--- SHORT TASK ---
Find the lines holding the string "value" in the data, then copy all of them.

-- START MATERIAL SHOWN --

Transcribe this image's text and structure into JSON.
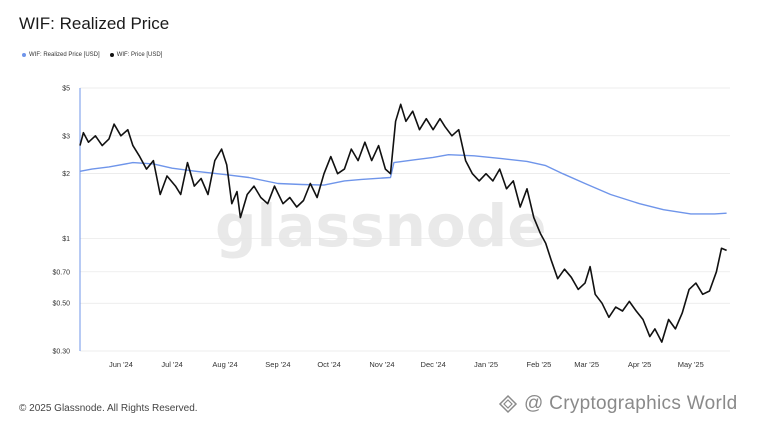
{
  "header": {
    "title": "WIF: Realized Price"
  },
  "footer": {
    "copyright": "© 2025 Glassnode. All Rights Reserved."
  },
  "watermarks": {
    "background": "glassnode",
    "corner": "@ Cryptographics World"
  },
  "colors": {
    "realized": "#6f95ea",
    "price": "#111111",
    "grid": "#e6e6e6"
  },
  "chart_data": {
    "type": "line",
    "title": "WIF: Realized Price",
    "y_scale": "log",
    "ylim": [
      0.3,
      5
    ],
    "y_ticks": [
      {
        "value": 5,
        "label": "$5"
      },
      {
        "value": 3,
        "label": "$3"
      },
      {
        "value": 2,
        "label": "$2"
      },
      {
        "value": 1,
        "label": "$1"
      },
      {
        "value": 0.7,
        "label": "$0.70"
      },
      {
        "value": 0.5,
        "label": "$0.50"
      },
      {
        "value": 0.3,
        "label": "$0.30"
      }
    ],
    "xlim": [
      "2024-05-08",
      "2025-05-24"
    ],
    "x_ticks": [
      {
        "date": "2024-06-01",
        "label": "Jun '24"
      },
      {
        "date": "2024-07-01",
        "label": "Jul '24"
      },
      {
        "date": "2024-08-01",
        "label": "Aug '24"
      },
      {
        "date": "2024-09-01",
        "label": "Sep '24"
      },
      {
        "date": "2024-10-01",
        "label": "Oct '24"
      },
      {
        "date": "2024-11-01",
        "label": "Nov '24"
      },
      {
        "date": "2024-12-01",
        "label": "Dec '24"
      },
      {
        "date": "2025-01-01",
        "label": "Jan '25"
      },
      {
        "date": "2025-02-01",
        "label": "Feb '25"
      },
      {
        "date": "2025-03-01",
        "label": "Mar '25"
      },
      {
        "date": "2025-04-01",
        "label": "Apr '25"
      },
      {
        "date": "2025-05-01",
        "label": "May '25"
      }
    ],
    "legend_position": "top-left",
    "grid": true,
    "series": [
      {
        "name": "WIF: Realized Price [USD]",
        "color": "#6f95ea",
        "points": [
          [
            "2024-05-08",
            2.05
          ],
          [
            "2024-05-15",
            2.1
          ],
          [
            "2024-05-25",
            2.15
          ],
          [
            "2024-06-08",
            2.25
          ],
          [
            "2024-06-20",
            2.22
          ],
          [
            "2024-07-01",
            2.12
          ],
          [
            "2024-07-15",
            2.05
          ],
          [
            "2024-08-01",
            1.98
          ],
          [
            "2024-08-15",
            1.92
          ],
          [
            "2024-09-01",
            1.8
          ],
          [
            "2024-09-15",
            1.78
          ],
          [
            "2024-09-28",
            1.77
          ],
          [
            "2024-10-10",
            1.85
          ],
          [
            "2024-10-20",
            1.88
          ],
          [
            "2024-11-06",
            1.92
          ],
          [
            "2024-11-08",
            2.25
          ],
          [
            "2024-11-20",
            2.32
          ],
          [
            "2024-12-01",
            2.38
          ],
          [
            "2024-12-10",
            2.45
          ],
          [
            "2024-12-25",
            2.42
          ],
          [
            "2025-01-10",
            2.35
          ],
          [
            "2025-01-25",
            2.28
          ],
          [
            "2025-02-05",
            2.18
          ],
          [
            "2025-02-15",
            2.0
          ],
          [
            "2025-02-28",
            1.8
          ],
          [
            "2025-03-15",
            1.6
          ],
          [
            "2025-04-01",
            1.45
          ],
          [
            "2025-04-15",
            1.36
          ],
          [
            "2025-05-01",
            1.3
          ],
          [
            "2025-05-15",
            1.3
          ],
          [
            "2025-05-22",
            1.31
          ]
        ]
      },
      {
        "name": "WIF: Price [USD]",
        "color": "#111111",
        "points": [
          [
            "2024-05-08",
            2.7
          ],
          [
            "2024-05-10",
            3.1
          ],
          [
            "2024-05-13",
            2.8
          ],
          [
            "2024-05-17",
            3.0
          ],
          [
            "2024-05-21",
            2.7
          ],
          [
            "2024-05-25",
            2.9
          ],
          [
            "2024-05-28",
            3.4
          ],
          [
            "2024-06-01",
            3.0
          ],
          [
            "2024-06-05",
            3.2
          ],
          [
            "2024-06-08",
            2.7
          ],
          [
            "2024-06-12",
            2.4
          ],
          [
            "2024-06-16",
            2.1
          ],
          [
            "2024-06-20",
            2.3
          ],
          [
            "2024-06-24",
            1.6
          ],
          [
            "2024-06-28",
            1.95
          ],
          [
            "2024-07-03",
            1.75
          ],
          [
            "2024-07-06",
            1.6
          ],
          [
            "2024-07-10",
            2.25
          ],
          [
            "2024-07-14",
            1.75
          ],
          [
            "2024-07-18",
            1.9
          ],
          [
            "2024-07-22",
            1.6
          ],
          [
            "2024-07-26",
            2.3
          ],
          [
            "2024-07-30",
            2.6
          ],
          [
            "2024-08-02",
            2.2
          ],
          [
            "2024-08-05",
            1.45
          ],
          [
            "2024-08-08",
            1.65
          ],
          [
            "2024-08-10",
            1.25
          ],
          [
            "2024-08-14",
            1.6
          ],
          [
            "2024-08-18",
            1.75
          ],
          [
            "2024-08-22",
            1.55
          ],
          [
            "2024-08-26",
            1.45
          ],
          [
            "2024-08-30",
            1.75
          ],
          [
            "2024-09-04",
            1.45
          ],
          [
            "2024-09-08",
            1.55
          ],
          [
            "2024-09-12",
            1.4
          ],
          [
            "2024-09-16",
            1.5
          ],
          [
            "2024-09-20",
            1.8
          ],
          [
            "2024-09-24",
            1.55
          ],
          [
            "2024-09-28",
            2.0
          ],
          [
            "2024-10-02",
            2.4
          ],
          [
            "2024-10-06",
            2.0
          ],
          [
            "2024-10-10",
            2.1
          ],
          [
            "2024-10-14",
            2.6
          ],
          [
            "2024-10-18",
            2.3
          ],
          [
            "2024-10-22",
            2.8
          ],
          [
            "2024-10-26",
            2.3
          ],
          [
            "2024-10-30",
            2.7
          ],
          [
            "2024-11-03",
            2.1
          ],
          [
            "2024-11-06",
            2.0
          ],
          [
            "2024-11-09",
            3.5
          ],
          [
            "2024-11-12",
            4.2
          ],
          [
            "2024-11-15",
            3.5
          ],
          [
            "2024-11-19",
            3.9
          ],
          [
            "2024-11-23",
            3.2
          ],
          [
            "2024-11-27",
            3.6
          ],
          [
            "2024-12-01",
            3.2
          ],
          [
            "2024-12-05",
            3.6
          ],
          [
            "2024-12-08",
            3.3
          ],
          [
            "2024-12-12",
            3.0
          ],
          [
            "2024-12-16",
            3.2
          ],
          [
            "2024-12-20",
            2.3
          ],
          [
            "2024-12-24",
            2.0
          ],
          [
            "2024-12-28",
            1.85
          ],
          [
            "2025-01-01",
            2.0
          ],
          [
            "2025-01-05",
            1.85
          ],
          [
            "2025-01-09",
            2.1
          ],
          [
            "2025-01-13",
            1.7
          ],
          [
            "2025-01-17",
            1.85
          ],
          [
            "2025-01-21",
            1.4
          ],
          [
            "2025-01-25",
            1.7
          ],
          [
            "2025-01-29",
            1.25
          ],
          [
            "2025-02-02",
            1.05
          ],
          [
            "2025-02-05",
            0.95
          ],
          [
            "2025-02-08",
            0.8
          ],
          [
            "2025-02-12",
            0.65
          ],
          [
            "2025-02-16",
            0.72
          ],
          [
            "2025-02-20",
            0.66
          ],
          [
            "2025-02-24",
            0.58
          ],
          [
            "2025-02-28",
            0.62
          ],
          [
            "2025-03-03",
            0.74
          ],
          [
            "2025-03-06",
            0.55
          ],
          [
            "2025-03-10",
            0.5
          ],
          [
            "2025-03-14",
            0.43
          ],
          [
            "2025-03-18",
            0.48
          ],
          [
            "2025-03-22",
            0.46
          ],
          [
            "2025-03-26",
            0.51
          ],
          [
            "2025-03-30",
            0.46
          ],
          [
            "2025-04-03",
            0.42
          ],
          [
            "2025-04-07",
            0.35
          ],
          [
            "2025-04-10",
            0.38
          ],
          [
            "2025-04-14",
            0.33
          ],
          [
            "2025-04-18",
            0.42
          ],
          [
            "2025-04-22",
            0.38
          ],
          [
            "2025-04-26",
            0.45
          ],
          [
            "2025-04-30",
            0.58
          ],
          [
            "2025-05-04",
            0.62
          ],
          [
            "2025-05-08",
            0.55
          ],
          [
            "2025-05-12",
            0.57
          ],
          [
            "2025-05-16",
            0.7
          ],
          [
            "2025-05-19",
            0.9
          ],
          [
            "2025-05-22",
            0.88
          ]
        ]
      }
    ]
  }
}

-- END MATERIAL SHOWN --

--- ANSWER TO THIS PROBLEM ---
        "value": 5,
        "value": 3,
        "value": 2,
        "value": 1,
        "value": 0.7,
        "value": 0.5,
        "value": 0.3,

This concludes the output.